--- Begin ---

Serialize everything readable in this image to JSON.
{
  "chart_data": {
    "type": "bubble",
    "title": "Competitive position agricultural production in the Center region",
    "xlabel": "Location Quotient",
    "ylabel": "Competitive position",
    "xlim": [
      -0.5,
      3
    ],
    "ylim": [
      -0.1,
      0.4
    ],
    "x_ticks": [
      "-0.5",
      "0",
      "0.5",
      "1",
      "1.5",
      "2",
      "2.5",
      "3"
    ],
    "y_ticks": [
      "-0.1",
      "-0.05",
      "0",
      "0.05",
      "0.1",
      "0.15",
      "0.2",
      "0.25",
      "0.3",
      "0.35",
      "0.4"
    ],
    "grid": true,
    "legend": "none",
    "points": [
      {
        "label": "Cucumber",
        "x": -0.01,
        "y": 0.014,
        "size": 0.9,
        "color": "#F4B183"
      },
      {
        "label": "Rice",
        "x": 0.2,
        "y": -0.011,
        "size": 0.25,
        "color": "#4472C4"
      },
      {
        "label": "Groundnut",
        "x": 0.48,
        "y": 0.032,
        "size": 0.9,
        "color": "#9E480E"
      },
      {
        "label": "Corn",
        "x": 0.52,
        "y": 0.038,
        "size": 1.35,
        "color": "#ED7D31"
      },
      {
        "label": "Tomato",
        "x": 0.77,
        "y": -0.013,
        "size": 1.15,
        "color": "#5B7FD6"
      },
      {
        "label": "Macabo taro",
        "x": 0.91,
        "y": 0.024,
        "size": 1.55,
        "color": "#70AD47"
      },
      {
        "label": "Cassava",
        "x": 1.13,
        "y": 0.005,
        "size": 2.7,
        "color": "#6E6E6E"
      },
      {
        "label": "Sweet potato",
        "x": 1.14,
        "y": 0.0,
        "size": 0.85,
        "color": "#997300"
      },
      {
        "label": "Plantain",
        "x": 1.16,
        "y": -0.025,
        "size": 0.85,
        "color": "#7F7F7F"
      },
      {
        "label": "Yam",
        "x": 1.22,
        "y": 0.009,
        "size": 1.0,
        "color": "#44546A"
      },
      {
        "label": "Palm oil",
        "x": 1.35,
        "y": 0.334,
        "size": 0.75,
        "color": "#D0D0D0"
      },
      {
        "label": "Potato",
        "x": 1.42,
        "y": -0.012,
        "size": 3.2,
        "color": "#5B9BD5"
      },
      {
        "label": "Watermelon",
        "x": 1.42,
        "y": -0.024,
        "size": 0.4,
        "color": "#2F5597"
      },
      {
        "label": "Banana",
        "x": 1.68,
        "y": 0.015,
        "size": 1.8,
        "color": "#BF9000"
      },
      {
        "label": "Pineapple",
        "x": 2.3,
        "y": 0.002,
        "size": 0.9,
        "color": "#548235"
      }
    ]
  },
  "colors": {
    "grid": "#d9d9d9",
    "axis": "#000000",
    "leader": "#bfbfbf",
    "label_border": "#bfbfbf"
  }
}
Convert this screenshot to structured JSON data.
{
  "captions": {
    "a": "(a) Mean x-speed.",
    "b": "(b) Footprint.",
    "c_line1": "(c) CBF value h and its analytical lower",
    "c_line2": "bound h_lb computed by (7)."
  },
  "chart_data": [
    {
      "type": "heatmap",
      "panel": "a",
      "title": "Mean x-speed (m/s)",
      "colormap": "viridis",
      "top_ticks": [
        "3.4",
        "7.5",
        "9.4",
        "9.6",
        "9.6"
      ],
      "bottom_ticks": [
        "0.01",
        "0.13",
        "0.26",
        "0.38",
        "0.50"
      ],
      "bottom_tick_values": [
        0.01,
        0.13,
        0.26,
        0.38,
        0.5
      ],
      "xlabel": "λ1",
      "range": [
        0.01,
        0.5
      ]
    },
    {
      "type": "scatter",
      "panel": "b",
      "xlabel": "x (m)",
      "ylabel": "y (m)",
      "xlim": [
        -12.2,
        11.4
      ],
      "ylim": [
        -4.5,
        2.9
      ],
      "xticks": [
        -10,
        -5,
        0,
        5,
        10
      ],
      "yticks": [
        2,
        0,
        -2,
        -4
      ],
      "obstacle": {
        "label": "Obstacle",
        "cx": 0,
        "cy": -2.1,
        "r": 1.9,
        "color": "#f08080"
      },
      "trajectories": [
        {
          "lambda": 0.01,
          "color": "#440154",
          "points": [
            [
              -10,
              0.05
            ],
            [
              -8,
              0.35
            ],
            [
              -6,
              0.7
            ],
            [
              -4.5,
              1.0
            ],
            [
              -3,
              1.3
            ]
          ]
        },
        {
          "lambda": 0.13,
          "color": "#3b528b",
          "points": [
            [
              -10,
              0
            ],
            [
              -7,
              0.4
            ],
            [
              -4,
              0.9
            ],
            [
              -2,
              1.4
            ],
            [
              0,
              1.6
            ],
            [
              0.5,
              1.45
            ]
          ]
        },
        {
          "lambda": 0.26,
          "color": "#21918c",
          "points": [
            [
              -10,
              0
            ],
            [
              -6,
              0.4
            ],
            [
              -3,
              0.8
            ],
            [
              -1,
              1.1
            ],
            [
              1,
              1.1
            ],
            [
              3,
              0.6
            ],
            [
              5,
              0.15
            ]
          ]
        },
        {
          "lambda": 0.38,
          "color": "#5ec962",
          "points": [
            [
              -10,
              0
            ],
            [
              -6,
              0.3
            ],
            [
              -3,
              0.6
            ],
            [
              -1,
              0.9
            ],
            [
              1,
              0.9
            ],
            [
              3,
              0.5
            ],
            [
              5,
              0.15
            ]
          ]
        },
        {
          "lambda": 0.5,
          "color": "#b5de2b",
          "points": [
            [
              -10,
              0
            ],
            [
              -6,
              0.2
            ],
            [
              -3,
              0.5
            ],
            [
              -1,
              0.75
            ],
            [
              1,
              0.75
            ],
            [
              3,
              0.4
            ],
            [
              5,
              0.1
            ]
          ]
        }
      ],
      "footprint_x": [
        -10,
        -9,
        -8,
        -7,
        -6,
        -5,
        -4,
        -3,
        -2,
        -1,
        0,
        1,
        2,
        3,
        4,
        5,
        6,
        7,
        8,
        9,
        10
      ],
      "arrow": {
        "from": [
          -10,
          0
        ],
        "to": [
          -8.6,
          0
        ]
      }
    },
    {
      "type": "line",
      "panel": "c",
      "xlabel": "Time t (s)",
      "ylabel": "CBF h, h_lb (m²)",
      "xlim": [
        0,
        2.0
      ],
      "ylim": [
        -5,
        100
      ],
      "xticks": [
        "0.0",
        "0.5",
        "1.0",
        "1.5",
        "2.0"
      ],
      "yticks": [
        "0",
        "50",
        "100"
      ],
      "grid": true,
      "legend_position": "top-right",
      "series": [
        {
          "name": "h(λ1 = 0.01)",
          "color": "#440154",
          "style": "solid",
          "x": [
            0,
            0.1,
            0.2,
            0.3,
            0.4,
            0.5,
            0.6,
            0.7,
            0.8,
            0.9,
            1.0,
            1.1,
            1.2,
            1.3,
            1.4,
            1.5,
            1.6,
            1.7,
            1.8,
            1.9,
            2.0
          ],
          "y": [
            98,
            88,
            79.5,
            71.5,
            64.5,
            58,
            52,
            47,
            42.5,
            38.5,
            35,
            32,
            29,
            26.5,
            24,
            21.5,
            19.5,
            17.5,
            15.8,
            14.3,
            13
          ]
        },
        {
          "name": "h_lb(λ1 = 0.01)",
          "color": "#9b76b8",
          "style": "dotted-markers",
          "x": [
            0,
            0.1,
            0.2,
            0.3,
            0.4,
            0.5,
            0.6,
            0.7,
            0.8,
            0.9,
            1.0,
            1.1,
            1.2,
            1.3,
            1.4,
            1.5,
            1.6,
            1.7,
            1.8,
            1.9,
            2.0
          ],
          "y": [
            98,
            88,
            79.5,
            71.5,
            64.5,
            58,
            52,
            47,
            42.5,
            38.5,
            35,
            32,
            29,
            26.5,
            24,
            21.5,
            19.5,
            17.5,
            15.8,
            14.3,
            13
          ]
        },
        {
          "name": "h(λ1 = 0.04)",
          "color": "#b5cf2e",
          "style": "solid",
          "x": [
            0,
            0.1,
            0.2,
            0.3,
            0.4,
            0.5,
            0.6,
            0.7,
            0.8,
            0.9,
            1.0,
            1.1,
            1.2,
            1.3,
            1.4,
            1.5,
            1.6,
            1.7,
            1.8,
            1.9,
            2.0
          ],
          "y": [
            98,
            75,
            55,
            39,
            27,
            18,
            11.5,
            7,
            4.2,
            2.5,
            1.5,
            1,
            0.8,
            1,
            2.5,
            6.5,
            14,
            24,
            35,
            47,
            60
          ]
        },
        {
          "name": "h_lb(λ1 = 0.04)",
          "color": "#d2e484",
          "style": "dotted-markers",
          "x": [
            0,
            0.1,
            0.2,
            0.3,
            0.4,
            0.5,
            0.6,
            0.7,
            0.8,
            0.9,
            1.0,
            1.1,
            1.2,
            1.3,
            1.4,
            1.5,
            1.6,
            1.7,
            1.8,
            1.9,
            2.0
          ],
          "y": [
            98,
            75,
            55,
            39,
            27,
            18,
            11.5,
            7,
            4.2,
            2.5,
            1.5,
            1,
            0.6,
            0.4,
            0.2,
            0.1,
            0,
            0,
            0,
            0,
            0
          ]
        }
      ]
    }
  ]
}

--- End ---

■ Instruction ■
Go through the material above and count the lines that include "lambda". Give the number alone.

■ The output ■
5